## Task instructions
Will you print the material below without altering a single character?

— BEGIN Material for this task —

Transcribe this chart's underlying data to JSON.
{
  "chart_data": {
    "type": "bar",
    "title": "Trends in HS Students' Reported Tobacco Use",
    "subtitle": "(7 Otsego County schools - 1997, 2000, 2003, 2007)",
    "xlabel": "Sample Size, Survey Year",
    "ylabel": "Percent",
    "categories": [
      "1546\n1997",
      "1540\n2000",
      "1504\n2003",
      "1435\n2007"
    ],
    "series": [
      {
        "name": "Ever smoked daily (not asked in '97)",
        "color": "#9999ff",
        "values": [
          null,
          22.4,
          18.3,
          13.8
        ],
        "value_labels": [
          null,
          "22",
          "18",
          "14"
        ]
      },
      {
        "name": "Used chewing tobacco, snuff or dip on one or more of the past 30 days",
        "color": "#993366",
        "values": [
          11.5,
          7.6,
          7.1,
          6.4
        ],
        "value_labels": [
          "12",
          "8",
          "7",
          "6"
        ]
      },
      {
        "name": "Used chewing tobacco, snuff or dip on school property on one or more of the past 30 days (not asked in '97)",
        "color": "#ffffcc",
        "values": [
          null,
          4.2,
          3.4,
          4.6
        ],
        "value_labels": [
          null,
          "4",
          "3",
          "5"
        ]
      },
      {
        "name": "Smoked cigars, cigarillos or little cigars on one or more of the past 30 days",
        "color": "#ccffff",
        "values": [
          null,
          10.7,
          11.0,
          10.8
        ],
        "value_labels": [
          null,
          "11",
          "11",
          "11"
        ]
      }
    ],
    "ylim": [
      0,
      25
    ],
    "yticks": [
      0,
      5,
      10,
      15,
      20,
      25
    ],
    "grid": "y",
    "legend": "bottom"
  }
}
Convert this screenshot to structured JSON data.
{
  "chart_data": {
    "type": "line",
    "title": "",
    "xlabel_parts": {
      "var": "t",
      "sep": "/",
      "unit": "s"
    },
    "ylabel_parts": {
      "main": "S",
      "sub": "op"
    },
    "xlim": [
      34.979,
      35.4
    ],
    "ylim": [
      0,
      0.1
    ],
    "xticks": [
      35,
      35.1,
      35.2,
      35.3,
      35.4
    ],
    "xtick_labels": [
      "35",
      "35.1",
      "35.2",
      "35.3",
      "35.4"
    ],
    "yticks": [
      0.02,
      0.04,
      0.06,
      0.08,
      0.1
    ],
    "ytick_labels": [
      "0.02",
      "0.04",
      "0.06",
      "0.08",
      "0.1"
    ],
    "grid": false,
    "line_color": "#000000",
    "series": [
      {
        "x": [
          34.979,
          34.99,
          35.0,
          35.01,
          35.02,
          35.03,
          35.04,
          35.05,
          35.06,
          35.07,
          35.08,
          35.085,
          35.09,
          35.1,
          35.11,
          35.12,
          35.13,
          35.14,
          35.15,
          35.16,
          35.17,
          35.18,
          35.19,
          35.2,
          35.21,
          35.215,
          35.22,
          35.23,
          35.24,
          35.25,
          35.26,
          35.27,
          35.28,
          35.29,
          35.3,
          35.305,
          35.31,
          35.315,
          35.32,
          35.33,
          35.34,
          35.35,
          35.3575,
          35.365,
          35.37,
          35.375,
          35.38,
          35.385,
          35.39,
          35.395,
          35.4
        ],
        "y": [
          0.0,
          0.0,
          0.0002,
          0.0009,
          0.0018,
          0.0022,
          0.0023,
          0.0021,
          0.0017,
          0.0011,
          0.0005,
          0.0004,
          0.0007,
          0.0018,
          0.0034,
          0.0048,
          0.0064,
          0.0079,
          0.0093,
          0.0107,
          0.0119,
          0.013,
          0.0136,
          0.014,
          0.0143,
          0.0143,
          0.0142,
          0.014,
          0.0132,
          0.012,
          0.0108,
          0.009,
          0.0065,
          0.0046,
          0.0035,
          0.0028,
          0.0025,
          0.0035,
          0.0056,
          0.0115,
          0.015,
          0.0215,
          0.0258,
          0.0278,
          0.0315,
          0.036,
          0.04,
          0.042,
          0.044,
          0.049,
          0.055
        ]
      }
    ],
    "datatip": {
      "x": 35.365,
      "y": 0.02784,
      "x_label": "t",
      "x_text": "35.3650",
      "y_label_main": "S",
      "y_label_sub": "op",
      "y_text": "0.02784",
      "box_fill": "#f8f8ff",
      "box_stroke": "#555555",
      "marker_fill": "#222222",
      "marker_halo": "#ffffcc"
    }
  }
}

— END Material for this task —

## Result of the task
Transcribe this chart's underlying data to JSON.
{
  "chart_data": {
    "type": "bar",
    "title": "Trends in HS Students' Reported Tobacco Use",
    "subtitle": "(7 Otsego County schools - 1997, 2000, 2003, 2007)",
    "xlabel": "Sample Size, Survey Year",
    "ylabel": "Percent",
    "categories": [
      "1546\n1997",
      "1540\n2000",
      "1504\n2003",
      "1435\n2007"
    ],
    "series": [
      {
        "name": "Ever smoked daily (not asked in '97)",
        "color": "#9999ff",
        "values": [
          null,
          22.4,
          18.3,
          13.8
        ],
        "value_labels": [
          null,
          "22",
          "18",
          "14"
        ]
      },
      {
        "name": "Used chewing tobacco, snuff or dip on one or more of the past 30 days",
        "color": "#993366",
        "values": [
          11.5,
          7.6,
          7.1,
          6.4
        ],
        "value_labels": [
          "12",
          "8",
          "7",
          "6"
        ]
      },
      {
        "name": "Used chewing tobacco, snuff or dip on school property on one or more of the past 30 days (not asked in '97)",
        "color": "#ffffcc",
        "values": [
          null,
          4.2,
          3.4,
          4.6
        ],
        "value_labels": [
          null,
          "4",
          "3",
          "5"
        ]
      },
      {
        "name": "Smoked cigars, cigarillos or little cigars on one or more of the past 30 days",
        "color": "#ccffff",
        "values": [
          null,
          10.7,
          11.0,
          10.8
        ],
        "value_labels": [
          null,
          "11",
          "11",
          "11"
        ]
      }
    ],
    "ylim": [
      0,
      25
    ],
    "yticks": [
      0,
      5,
      10,
      15,
      20,
      25
    ],
    "grid": "y",
    "legend": "bottom"
  }
}
Convert this screenshot to structured JSON data.
{
  "chart_data": {
    "type": "line",
    "title": "",
    "xlabel_parts": {
      "var": "t",
      "sep": "/",
      "unit": "s"
    },
    "ylabel_parts": {
      "main": "S",
      "sub": "op"
    },
    "xlim": [
      34.979,
      35.4
    ],
    "ylim": [
      0,
      0.1
    ],
    "xticks": [
      35,
      35.1,
      35.2,
      35.3,
      35.4
    ],
    "xtick_labels": [
      "35",
      "35.1",
      "35.2",
      "35.3",
      "35.4"
    ],
    "yticks": [
      0.02,
      0.04,
      0.06,
      0.08,
      0.1
    ],
    "ytick_labels": [
      "0.02",
      "0.04",
      "0.06",
      "0.08",
      "0.1"
    ],
    "grid": false,
    "line_color": "#000000",
    "series": [
      {
        "x": [
          34.979,
          34.99,
          35.0,
          35.01,
          35.02,
          35.03,
          35.04,
          35.05,
          35.06,
          35.07,
          35.08,
          35.085,
          35.09,
          35.1,
          35.11,
          35.12,
          35.13,
          35.14,
          35.15,
          35.16,
          35.17,
          35.18,
          35.19,
          35.2,
          35.21,
          35.215,
          35.22,
          35.23,
          35.24,
          35.25,
          35.26,
          35.27,
          35.28,
          35.29,
          35.3,
          35.305,
          35.31,
          35.315,
          35.32,
          35.33,
          35.34,
          35.35,
          35.3575,
          35.365,
          35.37,
          35.375,
          35.38,
          35.385,
          35.39,
          35.395,
          35.4
        ],
        "y": [
          0.0,
          0.0,
          0.0002,
          0.0009,
          0.0018,
          0.0022,
          0.0023,
          0.0021,
          0.0017,
          0.0011,
          0.0005,
          0.0004,
          0.0007,
          0.0018,
          0.0034,
          0.0048,
          0.0064,
          0.0079,
          0.0093,
          0.0107,
          0.0119,
          0.013,
          0.0136,
          0.014,
          0.0143,
          0.0143,
          0.0142,
          0.014,
          0.0132,
          0.012,
          0.0108,
          0.009,
          0.0065,
          0.0046,
          0.0035,
          0.0028,
          0.0025,
          0.0035,
          0.0056,
          0.0115,
          0.015,
          0.0215,
          0.0258,
          0.0278,
          0.0315,
          0.036,
          0.04,
          0.042,
          0.044,
          0.049,
          0.055
        ]
      }
    ],
    "datatip": {
      "x": 35.365,
      "y": 0.02784,
      "x_label": "t",
      "x_text": "35.3650",
      "y_label_main": "S",
      "y_label_sub": "op",
      "y_text": "0.02784",
      "box_fill": "#f8f8ff",
      "box_stroke": "#555555",
      "marker_fill": "#222222",
      "marker_halo": "#ffffcc"
    }
  }
}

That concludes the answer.